Copy each line where the word "sociales" occurs.

# [Provided entries]
************

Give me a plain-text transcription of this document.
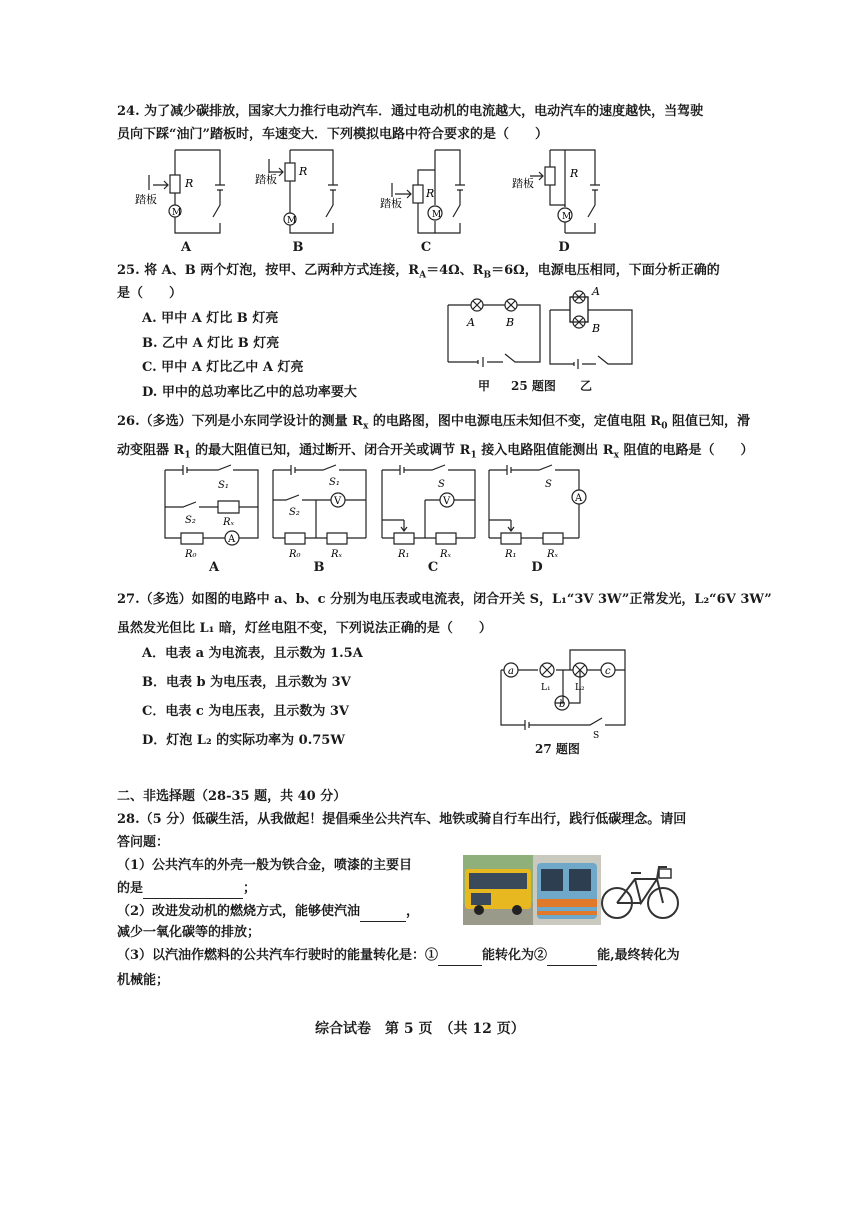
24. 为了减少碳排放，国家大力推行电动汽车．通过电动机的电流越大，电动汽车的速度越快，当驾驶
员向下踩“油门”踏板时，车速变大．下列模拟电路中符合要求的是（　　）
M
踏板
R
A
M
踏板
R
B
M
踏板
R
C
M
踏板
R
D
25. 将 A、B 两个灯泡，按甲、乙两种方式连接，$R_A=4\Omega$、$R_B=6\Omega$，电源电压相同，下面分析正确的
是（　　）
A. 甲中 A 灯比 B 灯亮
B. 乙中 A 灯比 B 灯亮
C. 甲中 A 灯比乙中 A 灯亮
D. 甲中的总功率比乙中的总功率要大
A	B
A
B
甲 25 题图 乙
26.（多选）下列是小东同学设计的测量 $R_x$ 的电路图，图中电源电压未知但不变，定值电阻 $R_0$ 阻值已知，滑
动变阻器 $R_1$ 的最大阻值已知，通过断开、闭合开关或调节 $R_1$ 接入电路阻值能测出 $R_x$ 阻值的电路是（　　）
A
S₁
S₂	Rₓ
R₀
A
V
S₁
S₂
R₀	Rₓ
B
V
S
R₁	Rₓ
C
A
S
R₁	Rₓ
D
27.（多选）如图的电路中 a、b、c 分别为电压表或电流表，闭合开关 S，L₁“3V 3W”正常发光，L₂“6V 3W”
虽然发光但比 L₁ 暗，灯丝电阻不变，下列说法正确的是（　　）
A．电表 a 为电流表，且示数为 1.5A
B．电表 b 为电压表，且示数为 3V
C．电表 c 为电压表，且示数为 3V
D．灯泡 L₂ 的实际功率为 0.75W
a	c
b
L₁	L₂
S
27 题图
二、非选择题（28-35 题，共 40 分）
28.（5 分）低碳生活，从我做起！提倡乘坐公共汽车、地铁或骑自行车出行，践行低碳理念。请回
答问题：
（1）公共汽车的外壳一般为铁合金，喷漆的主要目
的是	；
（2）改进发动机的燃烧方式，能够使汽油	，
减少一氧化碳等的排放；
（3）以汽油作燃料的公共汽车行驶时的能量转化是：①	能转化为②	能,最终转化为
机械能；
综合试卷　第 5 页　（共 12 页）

************

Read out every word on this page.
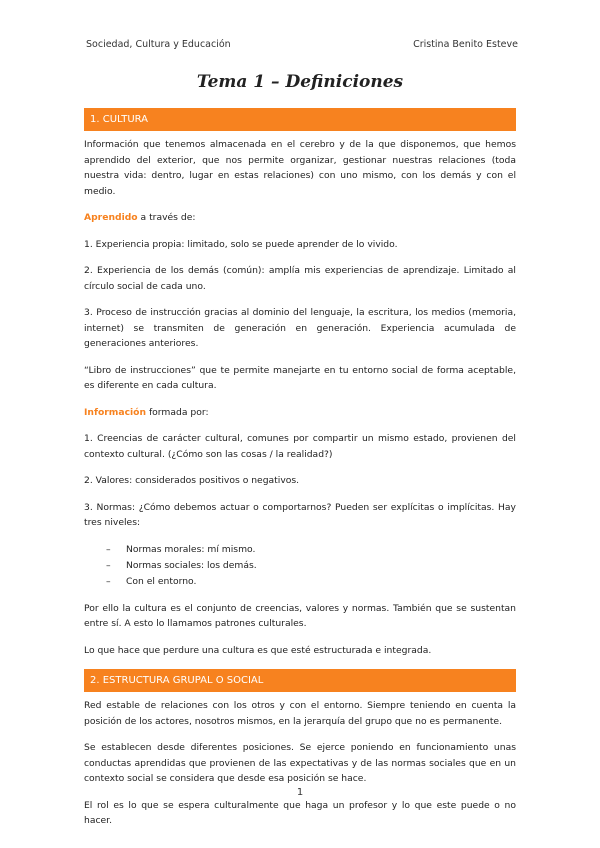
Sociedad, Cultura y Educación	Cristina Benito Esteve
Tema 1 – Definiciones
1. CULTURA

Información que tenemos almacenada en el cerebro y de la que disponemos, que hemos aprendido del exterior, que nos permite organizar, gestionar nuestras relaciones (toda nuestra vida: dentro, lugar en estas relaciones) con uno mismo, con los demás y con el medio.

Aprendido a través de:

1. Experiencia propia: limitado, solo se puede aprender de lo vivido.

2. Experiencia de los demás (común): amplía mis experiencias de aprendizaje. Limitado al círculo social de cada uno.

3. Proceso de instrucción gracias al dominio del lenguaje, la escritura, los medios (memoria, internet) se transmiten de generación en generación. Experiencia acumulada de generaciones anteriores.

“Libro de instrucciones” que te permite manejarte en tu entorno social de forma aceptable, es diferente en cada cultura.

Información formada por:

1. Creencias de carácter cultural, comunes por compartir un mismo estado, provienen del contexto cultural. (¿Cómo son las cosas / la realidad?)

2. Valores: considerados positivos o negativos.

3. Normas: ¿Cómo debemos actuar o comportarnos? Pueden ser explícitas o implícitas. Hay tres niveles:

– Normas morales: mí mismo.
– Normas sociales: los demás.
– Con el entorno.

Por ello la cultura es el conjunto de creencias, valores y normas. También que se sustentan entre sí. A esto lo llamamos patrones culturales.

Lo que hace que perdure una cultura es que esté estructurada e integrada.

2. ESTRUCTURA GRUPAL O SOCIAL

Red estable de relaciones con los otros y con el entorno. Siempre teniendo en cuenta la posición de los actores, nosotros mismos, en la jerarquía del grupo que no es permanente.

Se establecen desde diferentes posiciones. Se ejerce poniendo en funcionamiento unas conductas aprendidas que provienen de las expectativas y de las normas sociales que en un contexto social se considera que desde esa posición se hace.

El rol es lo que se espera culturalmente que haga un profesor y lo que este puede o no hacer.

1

************

# [Full response]
– Normas sociales: los demás.
Se establecen desde diferentes posiciones. Se ejerce poniendo en funcionamiento unas conductas aprendidas que provienen de las expectativas y de las normas sociales que en un contexto social se considera que desde esa posición se hace.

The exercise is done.